Exercise instructions » What follows is a set of records, each of which is to be written out exactly.

Exercise material »
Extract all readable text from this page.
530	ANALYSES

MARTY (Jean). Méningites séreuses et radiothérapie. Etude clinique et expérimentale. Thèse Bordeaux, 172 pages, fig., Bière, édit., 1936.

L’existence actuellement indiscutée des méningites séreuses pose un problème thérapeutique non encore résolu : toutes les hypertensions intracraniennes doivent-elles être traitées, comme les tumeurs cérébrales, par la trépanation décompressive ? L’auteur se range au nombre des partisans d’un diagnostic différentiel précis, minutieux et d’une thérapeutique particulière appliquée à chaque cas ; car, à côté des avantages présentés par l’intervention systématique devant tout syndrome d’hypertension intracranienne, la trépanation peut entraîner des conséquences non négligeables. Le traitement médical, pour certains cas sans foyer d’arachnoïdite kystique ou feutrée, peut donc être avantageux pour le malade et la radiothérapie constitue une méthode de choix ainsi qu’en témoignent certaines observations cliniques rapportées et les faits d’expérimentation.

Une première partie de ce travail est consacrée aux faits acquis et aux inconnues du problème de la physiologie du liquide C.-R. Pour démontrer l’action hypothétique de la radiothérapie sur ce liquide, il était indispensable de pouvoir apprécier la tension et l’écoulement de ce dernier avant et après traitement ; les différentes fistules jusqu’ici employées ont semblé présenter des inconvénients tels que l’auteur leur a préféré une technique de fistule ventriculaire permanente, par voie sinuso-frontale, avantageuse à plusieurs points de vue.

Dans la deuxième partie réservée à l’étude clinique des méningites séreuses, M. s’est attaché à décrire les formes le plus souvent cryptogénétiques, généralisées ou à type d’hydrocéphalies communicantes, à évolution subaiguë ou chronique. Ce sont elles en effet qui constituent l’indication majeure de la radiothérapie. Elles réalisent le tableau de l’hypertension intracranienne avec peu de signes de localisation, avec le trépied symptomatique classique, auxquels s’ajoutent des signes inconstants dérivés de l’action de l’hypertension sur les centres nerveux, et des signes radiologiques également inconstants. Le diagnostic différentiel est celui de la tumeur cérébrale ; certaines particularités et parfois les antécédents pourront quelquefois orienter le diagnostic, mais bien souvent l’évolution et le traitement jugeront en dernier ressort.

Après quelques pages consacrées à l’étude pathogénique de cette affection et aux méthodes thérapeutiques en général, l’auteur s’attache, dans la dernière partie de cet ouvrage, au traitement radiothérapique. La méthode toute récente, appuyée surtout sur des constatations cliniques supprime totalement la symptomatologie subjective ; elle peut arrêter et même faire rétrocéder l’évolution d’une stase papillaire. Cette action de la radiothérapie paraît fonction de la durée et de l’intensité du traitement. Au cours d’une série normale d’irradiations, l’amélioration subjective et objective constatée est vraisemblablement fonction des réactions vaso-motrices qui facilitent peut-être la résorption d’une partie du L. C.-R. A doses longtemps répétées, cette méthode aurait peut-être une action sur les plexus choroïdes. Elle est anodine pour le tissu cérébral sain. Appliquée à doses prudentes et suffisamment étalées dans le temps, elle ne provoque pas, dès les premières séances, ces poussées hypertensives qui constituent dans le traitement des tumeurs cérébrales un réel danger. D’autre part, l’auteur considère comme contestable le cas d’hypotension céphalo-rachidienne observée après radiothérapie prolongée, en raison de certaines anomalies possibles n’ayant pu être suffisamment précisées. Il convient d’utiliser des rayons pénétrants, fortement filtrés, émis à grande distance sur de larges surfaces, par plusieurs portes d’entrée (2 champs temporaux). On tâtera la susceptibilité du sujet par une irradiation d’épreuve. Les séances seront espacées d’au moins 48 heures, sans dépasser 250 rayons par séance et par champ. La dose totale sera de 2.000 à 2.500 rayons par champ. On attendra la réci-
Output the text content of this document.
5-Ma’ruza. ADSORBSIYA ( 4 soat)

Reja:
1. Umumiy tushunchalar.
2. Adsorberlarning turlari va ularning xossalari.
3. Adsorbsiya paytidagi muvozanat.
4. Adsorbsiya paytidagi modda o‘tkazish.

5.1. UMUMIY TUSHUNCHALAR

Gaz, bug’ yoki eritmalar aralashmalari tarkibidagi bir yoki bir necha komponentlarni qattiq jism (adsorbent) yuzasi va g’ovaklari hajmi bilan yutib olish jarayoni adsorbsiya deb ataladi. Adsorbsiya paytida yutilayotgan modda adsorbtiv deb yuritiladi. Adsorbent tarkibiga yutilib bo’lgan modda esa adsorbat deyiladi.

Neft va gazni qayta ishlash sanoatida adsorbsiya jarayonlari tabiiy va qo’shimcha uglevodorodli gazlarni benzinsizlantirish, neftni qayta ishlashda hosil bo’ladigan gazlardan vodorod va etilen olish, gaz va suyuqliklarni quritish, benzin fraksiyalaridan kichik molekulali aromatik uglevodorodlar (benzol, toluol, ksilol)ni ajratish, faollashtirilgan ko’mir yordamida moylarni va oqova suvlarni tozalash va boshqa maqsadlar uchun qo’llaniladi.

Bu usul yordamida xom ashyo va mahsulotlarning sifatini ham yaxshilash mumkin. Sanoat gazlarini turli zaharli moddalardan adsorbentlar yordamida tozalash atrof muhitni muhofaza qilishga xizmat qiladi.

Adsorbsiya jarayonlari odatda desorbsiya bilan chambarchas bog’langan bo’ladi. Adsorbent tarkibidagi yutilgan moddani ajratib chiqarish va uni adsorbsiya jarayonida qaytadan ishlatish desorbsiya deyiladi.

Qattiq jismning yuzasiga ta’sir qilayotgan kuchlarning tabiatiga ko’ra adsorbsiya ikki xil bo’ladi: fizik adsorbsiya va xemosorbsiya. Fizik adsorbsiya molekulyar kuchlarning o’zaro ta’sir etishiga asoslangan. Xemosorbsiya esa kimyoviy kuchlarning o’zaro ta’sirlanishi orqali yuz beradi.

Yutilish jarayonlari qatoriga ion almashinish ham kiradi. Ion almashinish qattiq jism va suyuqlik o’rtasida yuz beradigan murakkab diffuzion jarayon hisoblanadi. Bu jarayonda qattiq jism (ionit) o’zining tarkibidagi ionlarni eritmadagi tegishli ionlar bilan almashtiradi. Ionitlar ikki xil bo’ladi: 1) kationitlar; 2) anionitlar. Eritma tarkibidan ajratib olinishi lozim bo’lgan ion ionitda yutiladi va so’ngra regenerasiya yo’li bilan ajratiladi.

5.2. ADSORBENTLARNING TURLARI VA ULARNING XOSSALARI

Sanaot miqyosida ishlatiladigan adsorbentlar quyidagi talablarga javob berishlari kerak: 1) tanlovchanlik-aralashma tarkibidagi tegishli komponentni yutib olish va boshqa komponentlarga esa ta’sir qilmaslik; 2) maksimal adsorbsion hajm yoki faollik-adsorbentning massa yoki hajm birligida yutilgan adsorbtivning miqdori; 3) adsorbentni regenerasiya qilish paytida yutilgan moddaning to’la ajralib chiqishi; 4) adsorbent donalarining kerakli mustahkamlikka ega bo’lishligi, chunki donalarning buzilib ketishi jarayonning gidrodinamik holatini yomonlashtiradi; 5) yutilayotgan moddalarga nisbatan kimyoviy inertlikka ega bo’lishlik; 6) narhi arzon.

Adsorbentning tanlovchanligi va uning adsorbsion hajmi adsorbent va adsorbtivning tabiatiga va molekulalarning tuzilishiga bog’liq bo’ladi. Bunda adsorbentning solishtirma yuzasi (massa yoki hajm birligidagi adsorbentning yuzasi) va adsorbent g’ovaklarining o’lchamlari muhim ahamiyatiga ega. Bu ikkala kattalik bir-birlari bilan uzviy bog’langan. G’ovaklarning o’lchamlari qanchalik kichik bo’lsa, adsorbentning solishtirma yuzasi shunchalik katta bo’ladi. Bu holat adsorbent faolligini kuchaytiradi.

Solved problem »
Extract all readable text from this page.
530	ANALYSES

MARTY (Jean). Méningites séreuses et radiothérapie. Etude clinique et expérimentale. Thèse Bordeaux, 172 pages, fig., Bière, édit., 1936.

L’existence actuellement indiscutée des méningites séreuses pose un problème thérapeutique non encore résolu : toutes les hypertensions intracraniennes doivent-elles être traitées, comme les tumeurs cérébrales, par la trépanation décompressive ? L’auteur se range au nombre des partisans d’un diagnostic différentiel précis, minutieux et d’une thérapeutique particulière appliquée à chaque cas ; car, à côté des avantages présentés par l’intervention systématique devant tout syndrome d’hypertension intracranienne, la trépanation peut entraîner des conséquences non négligeables. Le traitement médical, pour certains cas sans foyer d’arachnoïdite kystique ou feutrée, peut donc être avantageux pour le malade et la radiothérapie constitue une méthode de choix ainsi qu’en témoignent certaines observations cliniques rapportées et les faits d’expérimentation.

Une première partie de ce travail est consacrée aux faits acquis et aux inconnues du problème de la physiologie du liquide C.-R. Pour démontrer l’action hypothétique de la radiothérapie sur ce liquide, il était indispensable de pouvoir apprécier la tension et l’écoulement de ce dernier avant et après traitement ; les différentes fistules jusqu’ici employées ont semblé présenter des inconvénients tels que l’auteur leur a préféré une technique de fistule ventriculaire permanente, par voie sinuso-frontale, avantageuse à plusieurs points de vue.

Dans la deuxième partie réservée à l’étude clinique des méningites séreuses, M. s’est attaché à décrire les formes le plus souvent cryptogénétiques, généralisées ou à type d’hydrocéphalies communicantes, à évolution subaiguë ou chronique. Ce sont elles en effet qui constituent l’indication majeure de la radiothérapie. Elles réalisent le tableau de l’hypertension intracranienne avec peu de signes de localisation, avec le trépied symptomatique classique, auxquels s’ajoutent des signes inconstants dérivés de l’action de l’hypertension sur les centres nerveux, et des signes radiologiques également inconstants. Le diagnostic différentiel est celui de la tumeur cérébrale ; certaines particularités et parfois les antécédents pourront quelquefois orienter le diagnostic, mais bien souvent l’évolution et le traitement jugeront en dernier ressort.

Après quelques pages consacrées à l’étude pathogénique de cette affection et aux méthodes thérapeutiques en général, l’auteur s’attache, dans la dernière partie de cet ouvrage, au traitement radiothérapique. La méthode toute récente, appuyée surtout sur des constatations cliniques supprime totalement la symptomatologie subjective ; elle peut arrêter et même faire rétrocéder l’évolution d’une stase papillaire. Cette action de la radiothérapie paraît fonction de la durée et de l’intensité du traitement. Au cours d’une série normale d’irradiations, l’amélioration subjective et objective constatée est vraisemblablement fonction des réactions vaso-motrices qui facilitent peut-être la résorption d’une partie du L. C.-R. A doses longtemps répétées, cette méthode aurait peut-être une action sur les plexus choroïdes. Elle est anodine pour le tissu cérébral sain. Appliquée à doses prudentes et suffisamment étalées dans le temps, elle ne provoque pas, dès les premières séances, ces poussées hypertensives qui constituent dans le traitement des tumeurs cérébrales un réel danger. D’autre part, l’auteur considère comme contestable le cas d’hypotension céphalo-rachidienne observée après radiothérapie prolongée, en raison de certaines anomalies possibles n’ayant pu être suffisamment précisées. Il convient d’utiliser des rayons pénétrants, fortement filtrés, émis à grande distance sur de larges surfaces, par plusieurs portes d’entrée (2 champs temporaux). On tâtera la susceptibilité du sujet par une irradiation d’épreuve. Les séances seront espacées d’au moins 48 heures, sans dépasser 250 rayons par séance et par champ. La dose totale sera de 2.000 à 2.500 rayons par champ. On attendra la réci-
Output the text content of this document.
5-Ma’ruza. ADSORBSIYA ( 4 soat)

Reja:
1. Umumiy tushunchalar.
2. Adsorberlarning turlari va ularning xossalari.
3. Adsorbsiya paytidagi muvozanat.
4. Adsorbsiya paytidagi modda o‘tkazish.

5.1. UMUMIY TUSHUNCHALAR

Gaz, bug’ yoki eritmalar aralashmalari tarkibidagi bir yoki bir necha komponentlarni qattiq jism (adsorbent) yuzasi va g’ovaklari hajmi bilan yutib olish jarayoni adsorbsiya deb ataladi. Adsorbsiya paytida yutilayotgan modda adsorbtiv deb yuritiladi. Adsorbent tarkibiga yutilib bo’lgan modda esa adsorbat deyiladi.

Neft va gazni qayta ishlash sanoatida adsorbsiya jarayonlari tabiiy va qo’shimcha uglevodorodli gazlarni benzinsizlantirish, neftni qayta ishlashda hosil bo’ladigan gazlardan vodorod va etilen olish, gaz va suyuqliklarni quritish, benzin fraksiyalaridan kichik molekulali aromatik uglevodorodlar (benzol, toluol, ksilol)ni ajratish, faollashtirilgan ko’mir yordamida moylarni va oqova suvlarni tozalash va boshqa maqsadlar uchun qo’llaniladi.

Bu usul yordamida xom ashyo va mahsulotlarning sifatini ham yaxshilash mumkin. Sanoat gazlarini turli zaharli moddalardan adsorbentlar yordamida tozalash atrof muhitni muhofaza qilishga xizmat qiladi.

Adsorbsiya jarayonlari odatda desorbsiya bilan chambarchas bog’langan bo’ladi. Adsorbent tarkibidagi yutilgan moddani ajratib chiqarish va uni adsorbsiya jarayonida qaytadan ishlatish desorbsiya deyiladi.

Qattiq jismning yuzasiga ta’sir qilayotgan kuchlarning tabiatiga ko’ra adsorbsiya ikki xil bo’ladi: fizik adsorbsiya va xemosorbsiya. Fizik adsorbsiya molekulyar kuchlarning o’zaro ta’sir etishiga asoslangan. Xemosorbsiya esa kimyoviy kuchlarning o’zaro ta’sirlanishi orqali yuz beradi.

Yutilish jarayonlari qatoriga ion almashinish ham kiradi. Ion almashinish qattiq jism va suyuqlik o’rtasida yuz beradigan murakkab diffuzion jarayon hisoblanadi. Bu jarayonda qattiq jism (ionit) o’zining tarkibidagi ionlarni eritmadagi tegishli ionlar bilan almashtiradi. Ionitlar ikki xil bo’ladi: 1) kationitlar; 2) anionitlar. Eritma tarkibidan ajratib olinishi lozim bo’lgan ion ionitda yutiladi va so’ngra regenerasiya yo’li bilan ajratiladi.

5.2. ADSORBENTLARNING TURLARI VA ULARNING XOSSALARI

Sanaot miqyosida ishlatiladigan adsorbentlar quyidagi talablarga javob berishlari kerak: 1) tanlovchanlik-aralashma tarkibidagi tegishli komponentni yutib olish va boshqa komponentlarga esa ta’sir qilmaslik; 2) maksimal adsorbsion hajm yoki faollik-adsorbentning massa yoki hajm birligida yutilgan adsorbtivning miqdori; 3) adsorbentni regenerasiya qilish paytida yutilgan moddaning to’la ajralib chiqishi; 4) adsorbent donalarining kerakli mustahkamlikka ega bo’lishligi, chunki donalarning buzilib ketishi jarayonning gidrodinamik holatini yomonlashtiradi; 5) yutilayotgan moddalarga nisbatan kimyoviy inertlikka ega bo’lishlik; 6) narhi arzon.

Adsorbentning tanlovchanligi va uning adsorbsion hajmi adsorbent va adsorbtivning tabiatiga va molekulalarning tuzilishiga bog’liq bo’ladi. Bunda adsorbentning solishtirma yuzasi (massa yoki hajm birligidagi adsorbentning yuzasi) va adsorbent g’ovaklarining o’lchamlari muhim ahamiyatiga ega. Bu ikkala kattalik bir-birlari bilan uzviy bog’langan. G’ovaklarning o’lchamlari qanchalik kichik bo’lsa, adsorbentning solishtirma yuzasi shunchalik katta bo’ladi. Bu holat adsorbent faolligini kuchaytiradi.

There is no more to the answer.